TASK DESCRIPTION:
Below are records. Copy every line with "Particles" in it.

[Rows from a dataset]
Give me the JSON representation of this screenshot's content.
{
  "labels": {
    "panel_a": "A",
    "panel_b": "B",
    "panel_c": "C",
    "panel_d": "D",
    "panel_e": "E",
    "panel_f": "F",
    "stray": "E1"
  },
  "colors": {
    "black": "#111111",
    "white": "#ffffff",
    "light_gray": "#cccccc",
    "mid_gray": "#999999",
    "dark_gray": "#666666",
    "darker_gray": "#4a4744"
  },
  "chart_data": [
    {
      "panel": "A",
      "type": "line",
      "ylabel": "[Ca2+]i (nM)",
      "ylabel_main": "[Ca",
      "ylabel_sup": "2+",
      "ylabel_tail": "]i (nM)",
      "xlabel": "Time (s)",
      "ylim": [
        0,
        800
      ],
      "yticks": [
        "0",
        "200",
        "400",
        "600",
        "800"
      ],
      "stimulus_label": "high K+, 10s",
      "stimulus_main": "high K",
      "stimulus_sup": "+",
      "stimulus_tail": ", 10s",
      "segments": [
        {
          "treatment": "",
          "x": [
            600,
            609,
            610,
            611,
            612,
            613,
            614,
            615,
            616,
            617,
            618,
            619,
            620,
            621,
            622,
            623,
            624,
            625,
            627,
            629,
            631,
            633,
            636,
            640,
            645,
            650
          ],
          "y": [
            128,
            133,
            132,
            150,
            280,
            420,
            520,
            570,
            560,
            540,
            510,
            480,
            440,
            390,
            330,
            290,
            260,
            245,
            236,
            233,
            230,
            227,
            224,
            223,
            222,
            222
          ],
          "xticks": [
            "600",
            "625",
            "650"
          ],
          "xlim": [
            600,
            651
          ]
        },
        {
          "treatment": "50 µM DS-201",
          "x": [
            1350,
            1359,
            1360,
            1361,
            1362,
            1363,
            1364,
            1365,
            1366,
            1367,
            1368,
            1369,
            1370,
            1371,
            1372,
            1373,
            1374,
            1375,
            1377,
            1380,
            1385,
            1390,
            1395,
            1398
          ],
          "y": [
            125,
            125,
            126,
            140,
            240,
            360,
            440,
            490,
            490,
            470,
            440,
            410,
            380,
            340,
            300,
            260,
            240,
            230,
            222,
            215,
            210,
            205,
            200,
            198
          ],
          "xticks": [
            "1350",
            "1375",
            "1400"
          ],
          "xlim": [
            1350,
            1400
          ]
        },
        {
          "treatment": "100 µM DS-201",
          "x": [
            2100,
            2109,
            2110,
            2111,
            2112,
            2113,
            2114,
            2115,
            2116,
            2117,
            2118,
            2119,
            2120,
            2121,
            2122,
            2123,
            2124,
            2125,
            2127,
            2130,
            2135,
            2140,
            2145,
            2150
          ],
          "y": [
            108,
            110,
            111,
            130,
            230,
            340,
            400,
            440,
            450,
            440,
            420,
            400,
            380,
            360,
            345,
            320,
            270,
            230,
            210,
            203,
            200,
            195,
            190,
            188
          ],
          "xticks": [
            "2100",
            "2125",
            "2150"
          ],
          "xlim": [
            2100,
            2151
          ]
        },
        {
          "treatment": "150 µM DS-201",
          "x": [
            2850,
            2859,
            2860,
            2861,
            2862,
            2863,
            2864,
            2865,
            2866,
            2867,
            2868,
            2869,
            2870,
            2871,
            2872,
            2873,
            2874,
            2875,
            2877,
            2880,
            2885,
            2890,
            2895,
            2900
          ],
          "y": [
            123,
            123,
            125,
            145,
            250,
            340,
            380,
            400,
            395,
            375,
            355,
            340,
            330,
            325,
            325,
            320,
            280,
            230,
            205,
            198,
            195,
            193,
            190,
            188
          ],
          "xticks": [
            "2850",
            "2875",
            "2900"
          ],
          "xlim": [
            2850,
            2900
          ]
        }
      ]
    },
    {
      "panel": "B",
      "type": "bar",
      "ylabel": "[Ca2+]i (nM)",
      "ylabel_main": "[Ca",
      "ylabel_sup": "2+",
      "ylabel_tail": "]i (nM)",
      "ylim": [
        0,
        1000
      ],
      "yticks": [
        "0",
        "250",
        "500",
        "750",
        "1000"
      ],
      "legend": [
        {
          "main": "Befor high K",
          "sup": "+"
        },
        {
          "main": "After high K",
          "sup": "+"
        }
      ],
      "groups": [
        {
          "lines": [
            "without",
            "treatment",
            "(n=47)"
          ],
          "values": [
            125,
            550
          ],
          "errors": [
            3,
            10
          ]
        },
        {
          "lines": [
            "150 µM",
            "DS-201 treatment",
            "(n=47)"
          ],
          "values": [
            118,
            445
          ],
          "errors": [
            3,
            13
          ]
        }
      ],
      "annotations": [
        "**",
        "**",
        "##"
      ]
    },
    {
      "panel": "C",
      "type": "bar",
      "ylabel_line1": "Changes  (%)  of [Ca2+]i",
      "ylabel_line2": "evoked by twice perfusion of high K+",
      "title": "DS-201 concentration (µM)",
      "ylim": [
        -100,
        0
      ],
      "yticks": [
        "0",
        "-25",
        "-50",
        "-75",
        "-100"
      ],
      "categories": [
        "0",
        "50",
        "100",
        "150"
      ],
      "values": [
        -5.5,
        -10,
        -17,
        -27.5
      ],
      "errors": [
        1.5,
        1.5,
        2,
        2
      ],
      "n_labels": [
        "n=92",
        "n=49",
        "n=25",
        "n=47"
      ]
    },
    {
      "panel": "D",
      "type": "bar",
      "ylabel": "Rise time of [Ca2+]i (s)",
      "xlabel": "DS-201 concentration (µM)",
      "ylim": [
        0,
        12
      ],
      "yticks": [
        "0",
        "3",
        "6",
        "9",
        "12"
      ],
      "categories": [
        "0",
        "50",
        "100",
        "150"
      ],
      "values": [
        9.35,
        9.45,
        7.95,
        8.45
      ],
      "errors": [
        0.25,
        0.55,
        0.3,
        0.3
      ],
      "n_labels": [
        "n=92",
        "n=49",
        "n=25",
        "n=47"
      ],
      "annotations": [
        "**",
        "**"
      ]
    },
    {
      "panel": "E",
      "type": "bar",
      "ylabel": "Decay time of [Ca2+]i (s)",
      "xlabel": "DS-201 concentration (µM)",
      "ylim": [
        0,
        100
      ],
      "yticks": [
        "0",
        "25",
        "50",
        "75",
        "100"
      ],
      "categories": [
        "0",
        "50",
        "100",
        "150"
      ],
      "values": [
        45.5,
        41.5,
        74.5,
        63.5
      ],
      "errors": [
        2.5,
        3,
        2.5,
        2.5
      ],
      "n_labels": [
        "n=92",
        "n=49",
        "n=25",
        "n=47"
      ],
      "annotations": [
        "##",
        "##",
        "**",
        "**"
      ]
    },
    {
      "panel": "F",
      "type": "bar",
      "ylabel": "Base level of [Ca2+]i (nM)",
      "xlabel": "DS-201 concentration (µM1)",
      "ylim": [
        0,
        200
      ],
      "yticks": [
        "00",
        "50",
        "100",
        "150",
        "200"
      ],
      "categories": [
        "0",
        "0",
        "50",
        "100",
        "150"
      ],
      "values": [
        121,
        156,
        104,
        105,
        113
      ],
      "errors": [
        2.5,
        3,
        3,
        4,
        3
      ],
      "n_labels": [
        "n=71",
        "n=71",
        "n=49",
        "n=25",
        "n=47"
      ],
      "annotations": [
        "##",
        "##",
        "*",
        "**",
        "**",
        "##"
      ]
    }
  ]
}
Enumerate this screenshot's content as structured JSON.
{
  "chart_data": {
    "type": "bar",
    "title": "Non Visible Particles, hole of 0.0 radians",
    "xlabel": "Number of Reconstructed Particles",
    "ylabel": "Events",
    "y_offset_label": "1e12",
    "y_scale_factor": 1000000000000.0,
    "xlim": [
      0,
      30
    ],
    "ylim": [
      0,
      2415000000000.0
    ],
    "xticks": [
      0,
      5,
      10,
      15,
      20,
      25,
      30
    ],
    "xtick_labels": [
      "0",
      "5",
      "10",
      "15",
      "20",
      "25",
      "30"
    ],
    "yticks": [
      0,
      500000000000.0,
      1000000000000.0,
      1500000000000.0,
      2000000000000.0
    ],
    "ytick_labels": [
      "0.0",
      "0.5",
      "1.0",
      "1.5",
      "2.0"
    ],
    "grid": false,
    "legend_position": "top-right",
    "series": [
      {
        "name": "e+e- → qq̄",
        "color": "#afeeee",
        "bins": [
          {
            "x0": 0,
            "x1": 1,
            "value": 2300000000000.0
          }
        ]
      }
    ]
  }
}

IN RESPONSE:
    "title": "Non Visible Particles, hole of 0.0 radians",
    "xlabel": "Number of Reconstructed Particles",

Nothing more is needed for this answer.